* WHAT IS BEING ASKED
Write out the listing below again, precisely as it is given.
━━━━━━━━
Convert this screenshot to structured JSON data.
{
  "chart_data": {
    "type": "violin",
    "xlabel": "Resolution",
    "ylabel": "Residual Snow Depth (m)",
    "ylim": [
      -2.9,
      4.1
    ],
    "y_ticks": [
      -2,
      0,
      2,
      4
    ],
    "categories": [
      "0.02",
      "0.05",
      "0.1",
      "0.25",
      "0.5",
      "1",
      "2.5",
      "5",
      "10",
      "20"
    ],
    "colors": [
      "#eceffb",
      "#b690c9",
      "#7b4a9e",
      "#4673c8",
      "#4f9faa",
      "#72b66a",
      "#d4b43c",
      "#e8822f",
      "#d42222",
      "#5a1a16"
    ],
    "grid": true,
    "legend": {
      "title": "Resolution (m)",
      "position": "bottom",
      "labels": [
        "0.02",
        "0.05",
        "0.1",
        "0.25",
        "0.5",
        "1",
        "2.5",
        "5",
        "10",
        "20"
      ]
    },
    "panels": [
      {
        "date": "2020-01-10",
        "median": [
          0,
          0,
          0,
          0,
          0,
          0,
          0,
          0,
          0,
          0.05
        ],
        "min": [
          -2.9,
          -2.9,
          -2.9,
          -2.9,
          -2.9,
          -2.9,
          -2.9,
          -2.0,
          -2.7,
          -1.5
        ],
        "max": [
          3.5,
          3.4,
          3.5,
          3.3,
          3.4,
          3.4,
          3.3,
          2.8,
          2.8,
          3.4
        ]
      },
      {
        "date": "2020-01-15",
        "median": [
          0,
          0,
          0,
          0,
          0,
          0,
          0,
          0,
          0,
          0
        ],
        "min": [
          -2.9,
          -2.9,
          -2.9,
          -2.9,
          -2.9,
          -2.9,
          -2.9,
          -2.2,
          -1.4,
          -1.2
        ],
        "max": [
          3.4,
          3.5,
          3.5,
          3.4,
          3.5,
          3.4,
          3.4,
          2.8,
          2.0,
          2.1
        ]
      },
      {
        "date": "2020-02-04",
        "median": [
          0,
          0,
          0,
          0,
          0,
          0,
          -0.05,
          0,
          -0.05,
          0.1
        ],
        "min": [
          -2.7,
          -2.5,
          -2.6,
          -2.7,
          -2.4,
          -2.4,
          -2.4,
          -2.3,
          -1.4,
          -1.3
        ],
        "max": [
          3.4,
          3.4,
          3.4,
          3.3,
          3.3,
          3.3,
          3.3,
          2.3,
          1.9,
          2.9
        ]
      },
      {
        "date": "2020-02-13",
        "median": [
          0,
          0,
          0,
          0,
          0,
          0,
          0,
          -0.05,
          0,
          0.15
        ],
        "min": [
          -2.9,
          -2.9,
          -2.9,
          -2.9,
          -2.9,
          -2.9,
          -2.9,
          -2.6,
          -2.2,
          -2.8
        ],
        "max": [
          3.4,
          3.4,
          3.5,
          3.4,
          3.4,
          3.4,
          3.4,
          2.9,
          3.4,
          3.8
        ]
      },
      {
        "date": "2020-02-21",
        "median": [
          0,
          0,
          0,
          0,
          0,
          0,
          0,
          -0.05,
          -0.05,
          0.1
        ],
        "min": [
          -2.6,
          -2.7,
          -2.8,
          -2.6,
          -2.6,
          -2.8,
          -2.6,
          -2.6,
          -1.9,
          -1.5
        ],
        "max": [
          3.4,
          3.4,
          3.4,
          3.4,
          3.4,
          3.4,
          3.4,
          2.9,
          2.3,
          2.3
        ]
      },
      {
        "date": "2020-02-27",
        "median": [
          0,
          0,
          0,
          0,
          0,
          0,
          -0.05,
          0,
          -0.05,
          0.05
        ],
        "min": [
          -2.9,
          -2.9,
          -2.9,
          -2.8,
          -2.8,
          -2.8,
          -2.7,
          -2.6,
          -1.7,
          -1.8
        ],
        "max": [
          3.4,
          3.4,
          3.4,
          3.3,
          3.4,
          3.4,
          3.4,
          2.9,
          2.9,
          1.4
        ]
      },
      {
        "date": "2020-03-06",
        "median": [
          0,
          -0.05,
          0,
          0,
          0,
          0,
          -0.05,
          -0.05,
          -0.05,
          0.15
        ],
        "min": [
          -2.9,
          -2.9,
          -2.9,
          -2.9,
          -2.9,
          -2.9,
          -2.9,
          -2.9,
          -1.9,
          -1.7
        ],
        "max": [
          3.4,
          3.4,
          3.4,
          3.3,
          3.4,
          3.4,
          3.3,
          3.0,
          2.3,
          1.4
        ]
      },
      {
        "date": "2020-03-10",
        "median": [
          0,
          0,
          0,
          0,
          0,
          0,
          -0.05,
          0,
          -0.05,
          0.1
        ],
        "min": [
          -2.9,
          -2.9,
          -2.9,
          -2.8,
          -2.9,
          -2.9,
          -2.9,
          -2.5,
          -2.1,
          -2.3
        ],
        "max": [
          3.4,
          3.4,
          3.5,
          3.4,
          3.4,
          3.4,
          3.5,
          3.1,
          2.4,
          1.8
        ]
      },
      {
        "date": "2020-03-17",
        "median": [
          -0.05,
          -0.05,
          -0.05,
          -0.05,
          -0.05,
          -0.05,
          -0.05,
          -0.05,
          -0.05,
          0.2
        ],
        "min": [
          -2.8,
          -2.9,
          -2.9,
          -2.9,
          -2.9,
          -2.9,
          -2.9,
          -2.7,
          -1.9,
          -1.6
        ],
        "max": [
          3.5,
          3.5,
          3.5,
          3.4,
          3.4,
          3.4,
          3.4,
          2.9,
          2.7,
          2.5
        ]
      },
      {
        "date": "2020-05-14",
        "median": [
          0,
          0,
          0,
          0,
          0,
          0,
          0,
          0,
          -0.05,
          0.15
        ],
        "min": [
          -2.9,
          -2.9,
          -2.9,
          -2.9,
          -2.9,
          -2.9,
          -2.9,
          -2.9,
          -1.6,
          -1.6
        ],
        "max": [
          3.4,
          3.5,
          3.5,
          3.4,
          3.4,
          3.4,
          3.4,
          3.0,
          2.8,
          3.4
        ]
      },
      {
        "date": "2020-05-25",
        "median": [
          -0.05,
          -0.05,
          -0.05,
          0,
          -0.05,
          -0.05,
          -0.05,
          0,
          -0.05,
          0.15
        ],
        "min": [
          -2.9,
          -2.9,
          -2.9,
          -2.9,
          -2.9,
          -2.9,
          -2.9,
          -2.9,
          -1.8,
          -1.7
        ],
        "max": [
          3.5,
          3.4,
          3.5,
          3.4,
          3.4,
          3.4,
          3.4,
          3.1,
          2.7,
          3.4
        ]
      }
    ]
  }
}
━━━━━━━━
* TASK ANSWER
Convert this screenshot to structured JSON data.
{
  "chart_data": {
    "type": "violin",
    "xlabel": "Resolution",
    "ylabel": "Residual Snow Depth (m)",
    "ylim": [
      -2.9,
      4.1
    ],
    "y_ticks": [
      -2,
      0,
      2,
      4
    ],
    "categories": [
      "0.02",
      "0.05",
      "0.1",
      "0.25",
      "0.5",
      "1",
      "2.5",
      "5",
      "10",
      "20"
    ],
    "colors": [
      "#eceffb",
      "#b690c9",
      "#7b4a9e",
      "#4673c8",
      "#4f9faa",
      "#72b66a",
      "#d4b43c",
      "#e8822f",
      "#d42222",
      "#5a1a16"
    ],
    "grid": true,
    "legend": {
      "title": "Resolution (m)",
      "position": "bottom",
      "labels": [
        "0.02",
        "0.05",
        "0.1",
        "0.25",
        "0.5",
        "1",
        "2.5",
        "5",
        "10",
        "20"
      ]
    },
    "panels": [
      {
        "date": "2020-01-10",
        "median": [
          0,
          0,
          0,
          0,
          0,
          0,
          0,
          0,
          0,
          0.05
        ],
        "min": [
          -2.9,
          -2.9,
          -2.9,
          -2.9,
          -2.9,
          -2.9,
          -2.9,
          -2.0,
          -2.7,
          -1.5
        ],
        "max": [
          3.5,
          3.4,
          3.5,
          3.3,
          3.4,
          3.4,
          3.3,
          2.8,
          2.8,
          3.4
        ]
      },
      {
        "date": "2020-01-15",
        "median": [
          0,
          0,
          0,
          0,
          0,
          0,
          0,
          0,
          0,
          0
        ],
        "min": [
          -2.9,
          -2.9,
          -2.9,
          -2.9,
          -2.9,
          -2.9,
          -2.9,
          -2.2,
          -1.4,
          -1.2
        ],
        "max": [
          3.4,
          3.5,
          3.5,
          3.4,
          3.5,
          3.4,
          3.4,
          2.8,
          2.0,
          2.1
        ]
      },
      {
        "date": "2020-02-04",
        "median": [
          0,
          0,
          0,
          0,
          0,
          0,
          -0.05,
          0,
          -0.05,
          0.1
        ],
        "min": [
          -2.7,
          -2.5,
          -2.6,
          -2.7,
          -2.4,
          -2.4,
          -2.4,
          -2.3,
          -1.4,
          -1.3
        ],
        "max": [
          3.4,
          3.4,
          3.4,
          3.3,
          3.3,
          3.3,
          3.3,
          2.3,
          1.9,
          2.9
        ]
      },
      {
        "date": "2020-02-13",
        "median": [
          0,
          0,
          0,
          0,
          0,
          0,
          0,
          -0.05,
          0,
          0.15
        ],
        "min": [
          -2.9,
          -2.9,
          -2.9,
          -2.9,
          -2.9,
          -2.9,
          -2.9,
          -2.6,
          -2.2,
          -2.8
        ],
        "max": [
          3.4,
          3.4,
          3.5,
          3.4,
          3.4,
          3.4,
          3.4,
          2.9,
          3.4,
          3.8
        ]
      },
      {
        "date": "2020-02-21",
        "median": [
          0,
          0,
          0,
          0,
          0,
          0,
          0,
          -0.05,
          -0.05,
          0.1
        ],
        "min": [
          -2.6,
          -2.7,
          -2.8,
          -2.6,
          -2.6,
          -2.8,
          -2.6,
          -2.6,
          -1.9,
          -1.5
        ],
        "max": [
          3.4,
          3.4,
          3.4,
          3.4,
          3.4,
          3.4,
          3.4,
          2.9,
          2.3,
          2.3
        ]
      },
      {
        "date": "2020-02-27",
        "median": [
          0,
          0,
          0,
          0,
          0,
          0,
          -0.05,
          0,
          -0.05,
          0.05
        ],
        "min": [
          -2.9,
          -2.9,
          -2.9,
          -2.8,
          -2.8,
          -2.8,
          -2.7,
          -2.6,
          -1.7,
          -1.8
        ],
        "max": [
          3.4,
          3.4,
          3.4,
          3.3,
          3.4,
          3.4,
          3.4,
          2.9,
          2.9,
          1.4
        ]
      },
      {
        "date": "2020-03-06",
        "median": [
          0,
          -0.05,
          0,
          0,
          0,
          0,
          -0.05,
          -0.05,
          -0.05,
          0.15
        ],
        "min": [
          -2.9,
          -2.9,
          -2.9,
          -2.9,
          -2.9,
          -2.9,
          -2.9,
          -2.9,
          -1.9,
          -1.7
        ],
        "max": [
          3.4,
          3.4,
          3.4,
          3.3,
          3.4,
          3.4,
          3.3,
          3.0,
          2.3,
          1.4
        ]
      },
      {
        "date": "2020-03-10",
        "median": [
          0,
          0,
          0,
          0,
          0,
          0,
          -0.05,
          0,
          -0.05,
          0.1
        ],
        "min": [
          -2.9,
          -2.9,
          -2.9,
          -2.8,
          -2.9,
          -2.9,
          -2.9,
          -2.5,
          -2.1,
          -2.3
        ],
        "max": [
          3.4,
          3.4,
          3.5,
          3.4,
          3.4,
          3.4,
          3.5,
          3.1,
          2.4,
          1.8
        ]
      },
      {
        "date": "2020-03-17",
        "median": [
          -0.05,
          -0.05,
          -0.05,
          -0.05,
          -0.05,
          -0.05,
          -0.05,
          -0.05,
          -0.05,
          0.2
        ],
        "min": [
          -2.8,
          -2.9,
          -2.9,
          -2.9,
          -2.9,
          -2.9,
          -2.9,
          -2.7,
          -1.9,
          -1.6
        ],
        "max": [
          3.5,
          3.5,
          3.5,
          3.4,
          3.4,
          3.4,
          3.4,
          2.9,
          2.7,
          2.5
        ]
      },
      {
        "date": "2020-05-14",
        "median": [
          0,
          0,
          0,
          0,
          0,
          0,
          0,
          0,
          -0.05,
          0.15
        ],
        "min": [
          -2.9,
          -2.9,
          -2.9,
          -2.9,
          -2.9,
          -2.9,
          -2.9,
          -2.9,
          -1.6,
          -1.6
        ],
        "max": [
          3.4,
          3.5,
          3.5,
          3.4,
          3.4,
          3.4,
          3.4,
          3.0,
          2.8,
          3.4
        ]
      },
      {
        "date": "2020-05-25",
        "median": [
          -0.05,
          -0.05,
          -0.05,
          0,
          -0.05,
          -0.05,
          -0.05,
          0,
          -0.05,
          0.15
        ],
        "min": [
          -2.9,
          -2.9,
          -2.9,
          -2.9,
          -2.9,
          -2.9,
          -2.9,
          -2.9,
          -1.8,
          -1.7
        ],
        "max": [
          3.5,
          3.4,
          3.5,
          3.4,
          3.4,
          3.4,
          3.4,
          3.1,
          2.7,
          3.4
        ]
      }
    ]
  }
}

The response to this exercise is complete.